→ RECORDS SHOWN:
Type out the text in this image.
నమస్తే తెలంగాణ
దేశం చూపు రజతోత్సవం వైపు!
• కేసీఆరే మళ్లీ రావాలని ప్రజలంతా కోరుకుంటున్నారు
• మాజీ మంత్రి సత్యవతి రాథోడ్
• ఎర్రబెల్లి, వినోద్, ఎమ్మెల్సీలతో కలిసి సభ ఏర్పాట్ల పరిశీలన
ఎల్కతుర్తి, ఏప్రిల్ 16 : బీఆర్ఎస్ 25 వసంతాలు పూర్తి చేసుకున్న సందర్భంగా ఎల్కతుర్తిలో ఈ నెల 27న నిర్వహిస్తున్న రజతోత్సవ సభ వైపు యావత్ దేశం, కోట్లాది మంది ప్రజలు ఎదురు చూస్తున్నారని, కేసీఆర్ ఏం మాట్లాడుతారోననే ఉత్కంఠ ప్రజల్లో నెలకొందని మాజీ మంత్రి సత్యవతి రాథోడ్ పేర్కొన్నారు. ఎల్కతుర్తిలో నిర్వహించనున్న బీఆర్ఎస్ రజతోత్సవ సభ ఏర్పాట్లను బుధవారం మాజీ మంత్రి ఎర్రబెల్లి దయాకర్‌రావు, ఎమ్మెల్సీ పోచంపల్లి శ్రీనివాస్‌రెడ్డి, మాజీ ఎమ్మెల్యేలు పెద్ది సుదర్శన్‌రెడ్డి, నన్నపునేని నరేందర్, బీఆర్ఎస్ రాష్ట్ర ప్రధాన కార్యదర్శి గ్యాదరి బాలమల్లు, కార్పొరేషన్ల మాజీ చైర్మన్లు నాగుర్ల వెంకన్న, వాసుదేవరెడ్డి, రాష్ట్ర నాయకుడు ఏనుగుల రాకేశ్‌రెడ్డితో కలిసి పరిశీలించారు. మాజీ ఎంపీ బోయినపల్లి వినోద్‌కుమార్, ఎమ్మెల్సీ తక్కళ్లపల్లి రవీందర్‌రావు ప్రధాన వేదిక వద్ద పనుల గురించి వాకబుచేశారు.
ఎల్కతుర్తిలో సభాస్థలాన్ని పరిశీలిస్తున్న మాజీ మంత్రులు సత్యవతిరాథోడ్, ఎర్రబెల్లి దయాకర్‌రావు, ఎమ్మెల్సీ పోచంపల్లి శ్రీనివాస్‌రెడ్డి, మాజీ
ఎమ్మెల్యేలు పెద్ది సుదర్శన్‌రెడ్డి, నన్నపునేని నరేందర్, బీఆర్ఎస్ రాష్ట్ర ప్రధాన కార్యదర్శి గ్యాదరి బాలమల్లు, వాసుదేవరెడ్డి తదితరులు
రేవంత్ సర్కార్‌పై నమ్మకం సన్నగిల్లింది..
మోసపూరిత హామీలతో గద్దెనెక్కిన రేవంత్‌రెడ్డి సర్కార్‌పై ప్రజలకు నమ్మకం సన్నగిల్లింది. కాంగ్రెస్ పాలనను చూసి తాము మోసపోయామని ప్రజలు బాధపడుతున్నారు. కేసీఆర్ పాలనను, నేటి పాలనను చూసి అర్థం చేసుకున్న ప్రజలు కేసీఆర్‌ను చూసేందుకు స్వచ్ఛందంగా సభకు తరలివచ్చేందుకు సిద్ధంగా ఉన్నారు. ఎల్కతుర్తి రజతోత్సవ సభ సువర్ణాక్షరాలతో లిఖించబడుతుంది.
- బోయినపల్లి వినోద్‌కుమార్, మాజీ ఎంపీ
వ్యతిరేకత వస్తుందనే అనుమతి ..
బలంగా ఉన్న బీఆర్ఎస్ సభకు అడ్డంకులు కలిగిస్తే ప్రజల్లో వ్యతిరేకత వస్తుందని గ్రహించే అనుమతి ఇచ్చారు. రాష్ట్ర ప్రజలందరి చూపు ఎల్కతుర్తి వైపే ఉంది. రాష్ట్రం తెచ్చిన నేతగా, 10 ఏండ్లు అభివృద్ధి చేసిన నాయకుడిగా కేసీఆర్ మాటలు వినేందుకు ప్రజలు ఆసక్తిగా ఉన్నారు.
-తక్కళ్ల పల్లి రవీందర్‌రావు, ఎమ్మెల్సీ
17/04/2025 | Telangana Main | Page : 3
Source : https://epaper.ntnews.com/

→ PROBLEM REQUIREMENTS: Copy every line of the records word for word.

→ WRITTEN ANSWER:
Type out the text in this image.
నమస్తే తెలంగాణ
దేశం చూపు రజతోత్సవం వైపు!
• కేసీఆరే మళ్లీ రావాలని ప్రజలంతా కోరుకుంటున్నారు
• మాజీ మంత్రి సత్యవతి రాథోడ్
• ఎర్రబెల్లి, వినోద్, ఎమ్మెల్సీలతో కలిసి సభ ఏర్పాట్ల పరిశీలన
ఎల్కతుర్తి, ఏప్రిల్ 16 : బీఆర్ఎస్ 25 వసంతాలు పూర్తి చేసుకున్న సందర్భంగా ఎల్కతుర్తిలో ఈ నెల 27న నిర్వహిస్తున్న రజతోత్సవ సభ వైపు యావత్ దేశం, కోట్లాది మంది ప్రజలు ఎదురు చూస్తున్నారని, కేసీఆర్ ఏం మాట్లాడుతారోననే ఉత్కంఠ ప్రజల్లో నెలకొందని మాజీ మంత్రి సత్యవతి రాథోడ్ పేర్కొన్నారు. ఎల్కతుర్తిలో నిర్వహించనున్న బీఆర్ఎస్ రజతోత్సవ సభ ఏర్పాట్లను బుధవారం మాజీ మంత్రి ఎర్రబెల్లి దయాకర్‌రావు, ఎమ్మెల్సీ పోచంపల్లి శ్రీనివాస్‌రెడ్డి, మాజీ ఎమ్మెల్యేలు పెద్ది సుదర్శన్‌రెడ్డి, నన్నపునేని నరేందర్, బీఆర్ఎస్ రాష్ట్ర ప్రధాన కార్యదర్శి గ్యాదరి బాలమల్లు, కార్పొరేషన్ల మాజీ చైర్మన్లు నాగుర్ల వెంకన్న, వాసుదేవరెడ్డి, రాష్ట్ర నాయకుడు ఏనుగుల రాకేశ్‌రెడ్డితో కలిసి పరిశీలించారు. మాజీ ఎంపీ బోయినపల్లి వినోద్‌కుమార్, ఎమ్మెల్సీ తక్కళ్లపల్లి రవీందర్‌రావు ప్రధాన వేదిక వద్ద పనుల గురించి వాకబుచేశారు.
ఎల్కతుర్తిలో సభాస్థలాన్ని పరిశీలిస్తున్న మాజీ మంత్రులు సత్యవతిరాథోడ్, ఎర్రబెల్లి దయాకర్‌రావు, ఎమ్మెల్సీ పోచంపల్లి శ్రీనివాస్‌రెడ్డి, మాజీ
ఎమ్మెల్యేలు పెద్ది సుదర్శన్‌రెడ్డి, నన్నపునేని నరేందర్, బీఆర్ఎస్ రాష్ట్ర ప్రధాన కార్యదర్శి గ్యాదరి బాలమల్లు, వాసుదేవరెడ్డి తదితరులు
రేవంత్ సర్కార్‌పై నమ్మకం సన్నగిల్లింది..
మోసపూరిత హామీలతో గద్దెనెక్కిన రేవంత్‌రెడ్డి సర్కార్‌పై ప్రజలకు నమ్మకం సన్నగిల్లింది. కాంగ్రెస్ పాలనను చూసి తాము మోసపోయామని ప్రజలు బాధపడుతున్నారు. కేసీఆర్ పాలనను, నేటి పాలనను చూసి అర్థం చేసుకున్న ప్రజలు కేసీఆర్‌ను చూసేందుకు స్వచ్ఛందంగా సభకు తరలివచ్చేందుకు సిద్ధంగా ఉన్నారు. ఎల్కతుర్తి రజతోత్సవ సభ సువర్ణాక్షరాలతో లిఖించబడుతుంది.
- బోయినపల్లి వినోద్‌కుమార్, మాజీ ఎంపీ
వ్యతిరేకత వస్తుందనే అనుమతి ..
బలంగా ఉన్న బీఆర్ఎస్ సభకు అడ్డంకులు కలిగిస్తే ప్రజల్లో వ్యతిరేకత వస్తుందని గ్రహించే అనుమతి ఇచ్చారు. రాష్ట్ర ప్రజలందరి చూపు ఎల్కతుర్తి వైపే ఉంది. రాష్ట్రం తెచ్చిన నేతగా, 10 ఏండ్లు అభివృద్ధి చేసిన నాయకుడిగా కేసీఆర్ మాటలు వినేందుకు ప్రజలు ఆసక్తిగా ఉన్నారు.
-తక్కళ్ల పల్లి రవీందర్‌రావు, ఎమ్మెల్సీ
17/04/2025 | Telangana Main | Page : 3
Source : https://epaper.ntnews.com/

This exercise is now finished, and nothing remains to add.